# Your objective
All of the lines below are to be transcribed faithfully, with pictures excluded from the copy.

# Data provided
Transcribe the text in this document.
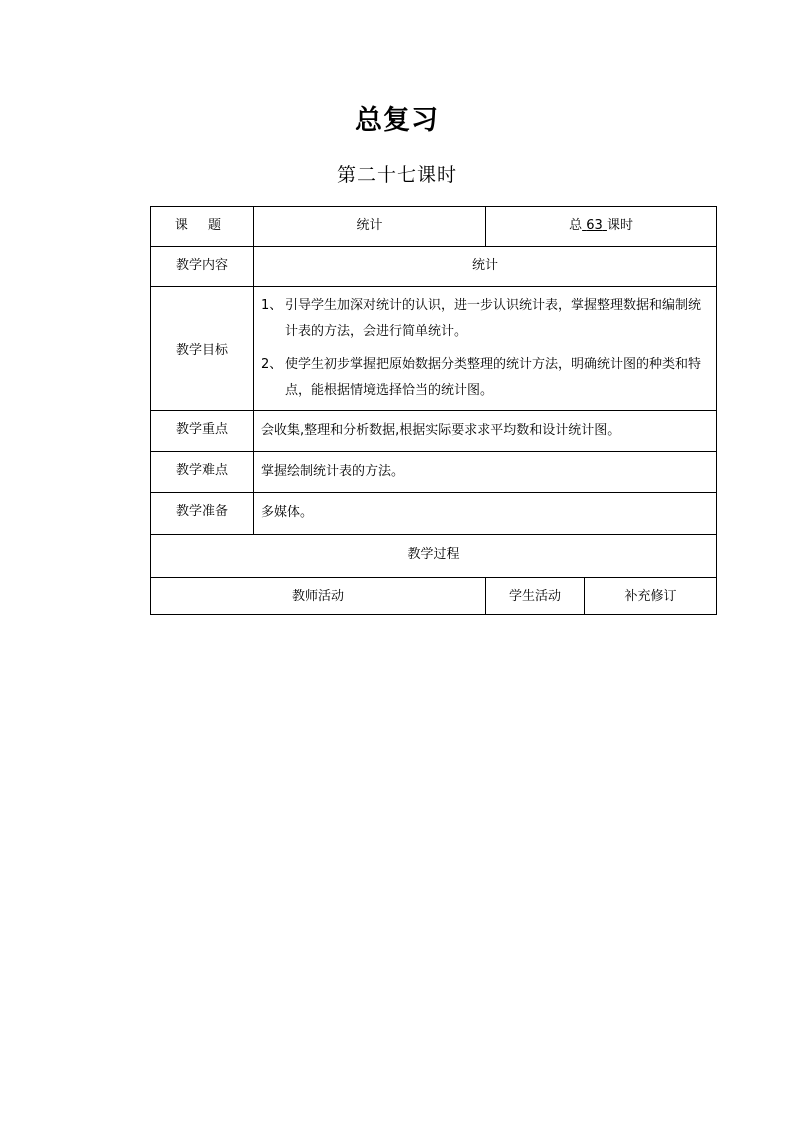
总复习
第二十七课时
课 题	统计	总 63 课时	
教学内容	统计		
教学目标	1、 引导学生加深对统计的认识，进一步认识统计表，掌握整理数据和编制统计表的方法，会进行简单统计。
2、 使学生初步掌握把原始数据分类整理的统计方法，明确统计图的种类和特点，能根据情境选择恰当的统计图。		

教学重点	会收集,整理和分析数据,根据实际要求求平均数和设计统计图。		
教学难点	掌握绘制统计表的方法。		
教学准备	多媒体。		
教学过程			
教师活动		学生活动	补充修订
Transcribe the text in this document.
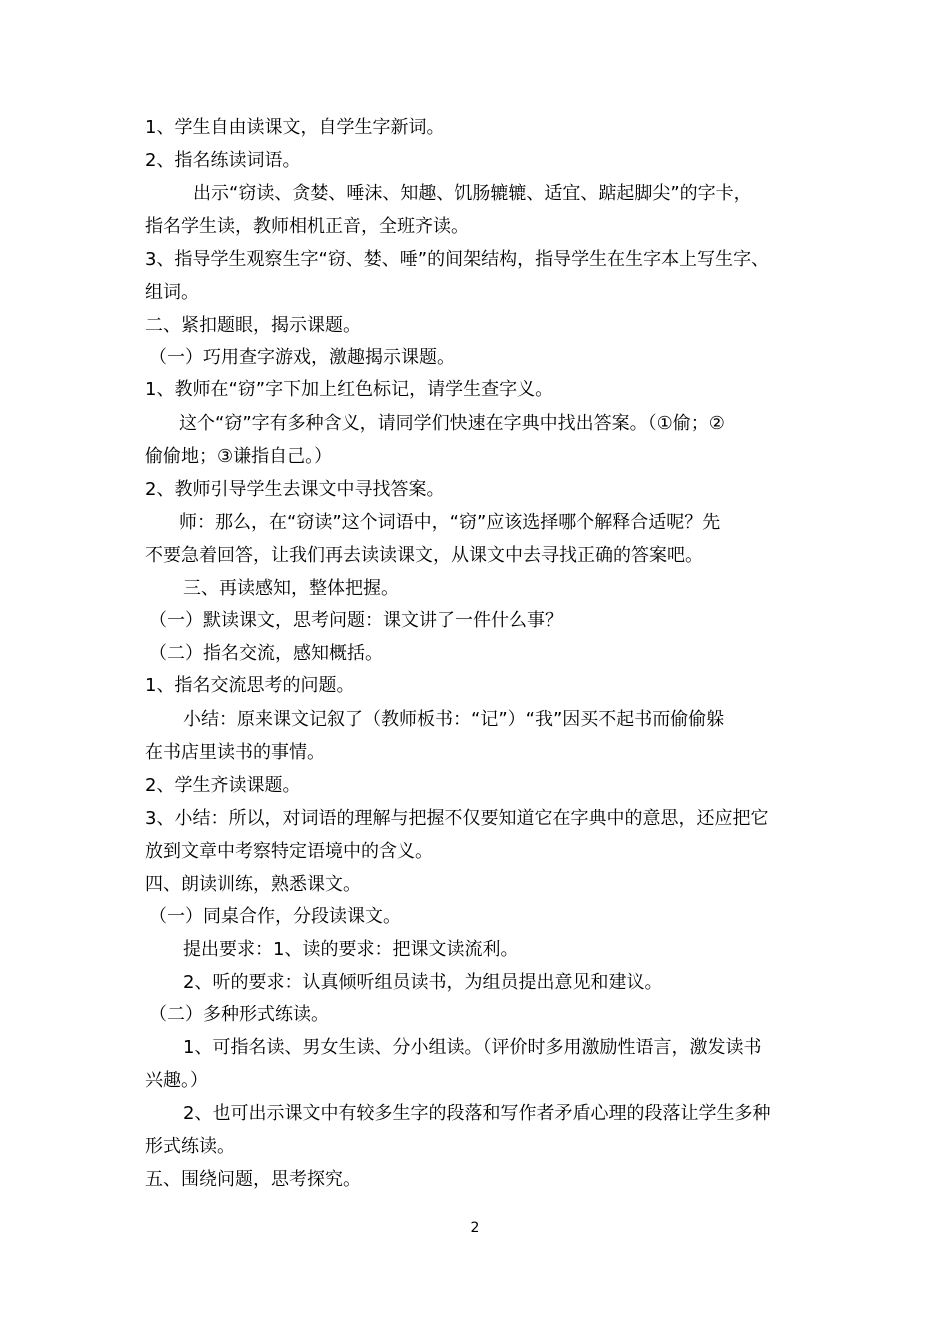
1、学生自由读课文，自学生字新词。
2、指名练读词语。
出示“窃读、贪婪、唾沫、知趣、饥肠辘辘、适宜、踮起脚尖”的字卡，
指名学生读，教师相机正音，全班齐读。
3、指导学生观察生字“窃、婪、唾”的间架结构，指导学生在生字本上写生字、
组词。
二、紧扣题眼，揭示课题。
（一）巧用查字游戏，激趣揭示课题。
1、教师在“窃”字下加上红色标记，请学生查字义。
这个“窃”字有多种含义，请同学们快速在字典中找出答案。（①偷；②
偷偷地；③谦指自己。）
2、教师引导学生去课文中寻找答案。
师：那么，在“窃读”这个词语中，“窃”应该选择哪个解释合适呢？先
不要急着回答，让我们再去读读课文，从课文中去寻找正确的答案吧。
三、再读感知，整体把握。
（一）默读课文，思考问题：课文讲了一件什么事？
（二）指名交流，感知概括。
1、指名交流思考的问题。
小结：原来课文记叙了（教师板书：“记”）“我”因买不起书而偷偷躲
在书店里读书的事情。
2、学生齐读课题。
3、小结：所以，对词语的理解与把握不仅要知道它在字典中的意思，还应把它
放到文章中考察特定语境中的含义。
四、朗读训练，熟悉课文。
（一）同桌合作，分段读课文。
提出要求：1、读的要求：把课文读流利。
2、听的要求：认真倾听组员读书，为组员提出意见和建议。
（二）多种形式练读。
1、可指名读、男女生读、分小组读。（评价时多用激励性语言，激发读书
兴趣。）
2、也可出示课文中有较多生字的段落和写作者矛盾心理的段落让学生多种
形式练读。
五、围绕问题，思考探究。
2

# Expected answer
Transcribe the text in this document.
总复习
第二十七课时
课 题	统计	总 63 课时	
教学内容	统计		
教学目标	1、 引导学生加深对统计的认识，进一步认识统计表，掌握整理数据和编制统计表的方法，会进行简单统计。
2、 使学生初步掌握把原始数据分类整理的统计方法，明确统计图的种类和特点，能根据情境选择恰当的统计图。		

教学重点	会收集,整理和分析数据,根据实际要求求平均数和设计统计图。		
教学难点	掌握绘制统计表的方法。		
教学准备	多媒体。		
教学过程			
教师活动		学生活动	补充修订
Transcribe the text in this document.
1、学生自由读课文，自学生字新词。
2、指名练读词语。
出示“窃读、贪婪、唾沫、知趣、饥肠辘辘、适宜、踮起脚尖”的字卡，
指名学生读，教师相机正音，全班齐读。
3、指导学生观察生字“窃、婪、唾”的间架结构，指导学生在生字本上写生字、
组词。
二、紧扣题眼，揭示课题。
（一）巧用查字游戏，激趣揭示课题。
1、教师在“窃”字下加上红色标记，请学生查字义。
这个“窃”字有多种含义，请同学们快速在字典中找出答案。（①偷；②
偷偷地；③谦指自己。）
2、教师引导学生去课文中寻找答案。
师：那么，在“窃读”这个词语中，“窃”应该选择哪个解释合适呢？先
不要急着回答，让我们再去读读课文，从课文中去寻找正确的答案吧。
三、再读感知，整体把握。
（一）默读课文，思考问题：课文讲了一件什么事？
（二）指名交流，感知概括。
1、指名交流思考的问题。
小结：原来课文记叙了（教师板书：“记”）“我”因买不起书而偷偷躲
在书店里读书的事情。
2、学生齐读课题。
3、小结：所以，对词语的理解与把握不仅要知道它在字典中的意思，还应把它
放到文章中考察特定语境中的含义。
四、朗读训练，熟悉课文。
（一）同桌合作，分段读课文。
提出要求：1、读的要求：把课文读流利。
2、听的要求：认真倾听组员读书，为组员提出意见和建议。
（二）多种形式练读。
1、可指名读、男女生读、分小组读。（评价时多用激励性语言，激发读书
兴趣。）
2、也可出示课文中有较多生字的段落和写作者矛盾心理的段落让学生多种
形式练读。
五、围绕问题，思考探究。
2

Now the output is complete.